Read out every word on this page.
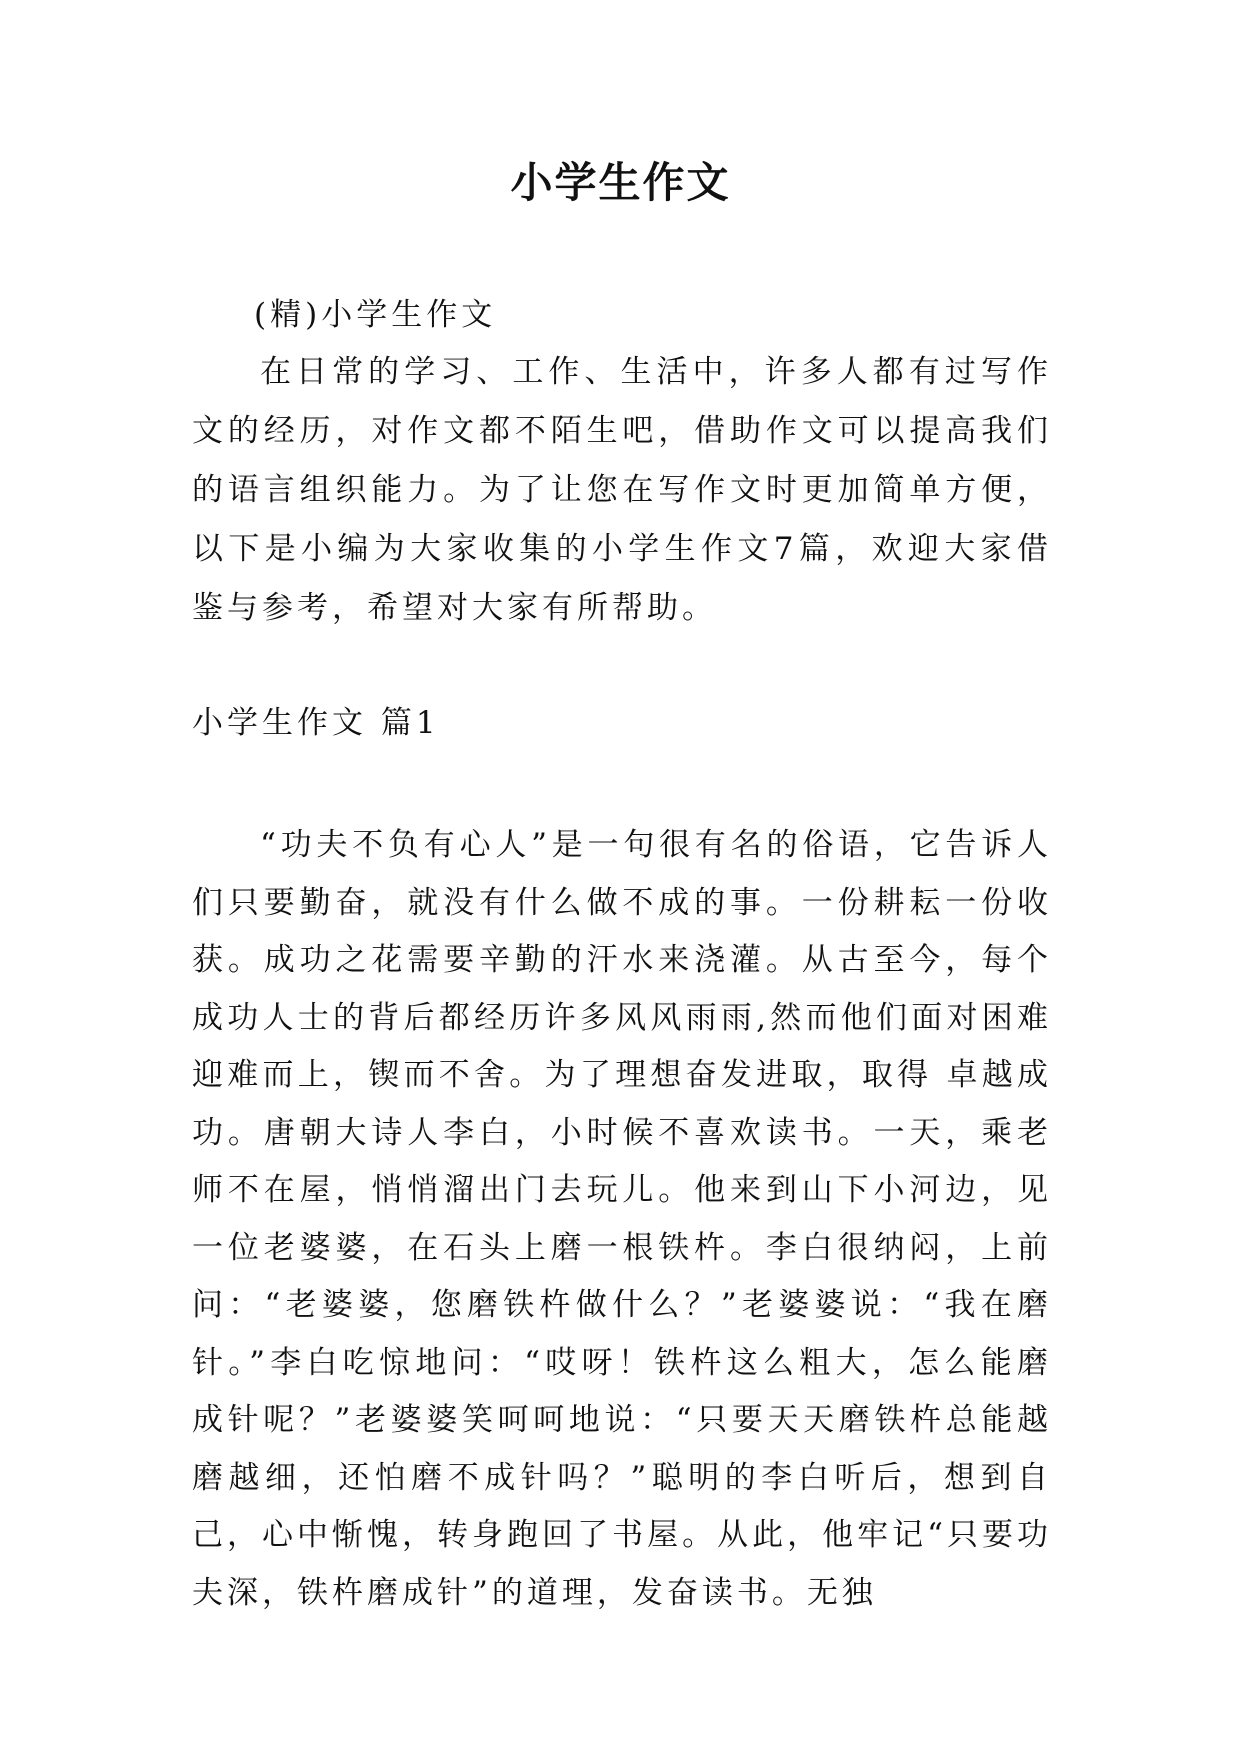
小学生作文

(精)小学生作文

在日常的学习、工作、生活中，许多人都有过写作文的经历，对作文都不陌生吧，借助作文可以提高我们的语言组织能力。为了让您在写作文时更加简单方便，以下是小编为大家收集的小学生作文7篇，欢迎大家借鉴与参考，希望对大家有所帮助。

小学生作文 篇1

“功夫不负有心人”是一句很有名的俗语，它告诉人们只要勤奋，就没有什么做不成的事。一份耕耘一份收获。成功之花需要辛勤的汗水来浇灌。从古至今，每个成功人士的背后都经历许多风风雨雨,然而他们面对困难迎难而上，锲而不舍。为了理想奋发进取，取得 卓越成功。唐朝大诗人李白，小时候不喜欢读书。一天，乘老师不在屋，悄悄溜出门去玩儿。他来到山下小河边，见一位老婆婆，在石头上磨一根铁杵。李白很纳闷，上前问：“老婆婆，您磨铁杵做什么？”老婆婆说：“我在磨针。”李白吃惊地问：“哎呀！铁杵这么粗大，怎么能磨成针呢？”老婆婆笑呵呵地说：“只要天天磨铁杵总能越磨越细，还怕磨不成针吗？”聪明的李白听后，想到自己，心中惭愧，转身跑回了书屋。从此，他牢记“只要功夫深，铁杵磨成针”的道理，发奋读书。无独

_Written problem_: Every line above should be returned word for word, with the pictures left behind.

_Output for this exercise_:
Read out every word on this page.
小学生作文

(精)小学生作文

在日常的学习、工作、生活中，许多人都有过写作文的经历，对作文都不陌生吧，借助作文可以提高我们的语言组织能力。为了让您在写作文时更加简单方便，以下是小编为大家收集的小学生作文7篇，欢迎大家借鉴与参考，希望对大家有所帮助。

小学生作文 篇1

“功夫不负有心人”是一句很有名的俗语，它告诉人们只要勤奋，就没有什么做不成的事。一份耕耘一份收获。成功之花需要辛勤的汗水来浇灌。从古至今，每个成功人士的背后都经历许多风风雨雨,然而他们面对困难迎难而上，锲而不舍。为了理想奋发进取，取得 卓越成功。唐朝大诗人李白，小时候不喜欢读书。一天，乘老师不在屋，悄悄溜出门去玩儿。他来到山下小河边，见一位老婆婆，在石头上磨一根铁杵。李白很纳闷，上前问：“老婆婆，您磨铁杵做什么？”老婆婆说：“我在磨针。”李白吃惊地问：“哎呀！铁杵这么粗大，怎么能磨成针呢？”老婆婆笑呵呵地说：“只要天天磨铁杵总能越磨越细，还怕磨不成针吗？”聪明的李白听后，想到自己，心中惭愧，转身跑回了书屋。从此，他牢记“只要功夫深，铁杵磨成针”的道理，发奋读书。无独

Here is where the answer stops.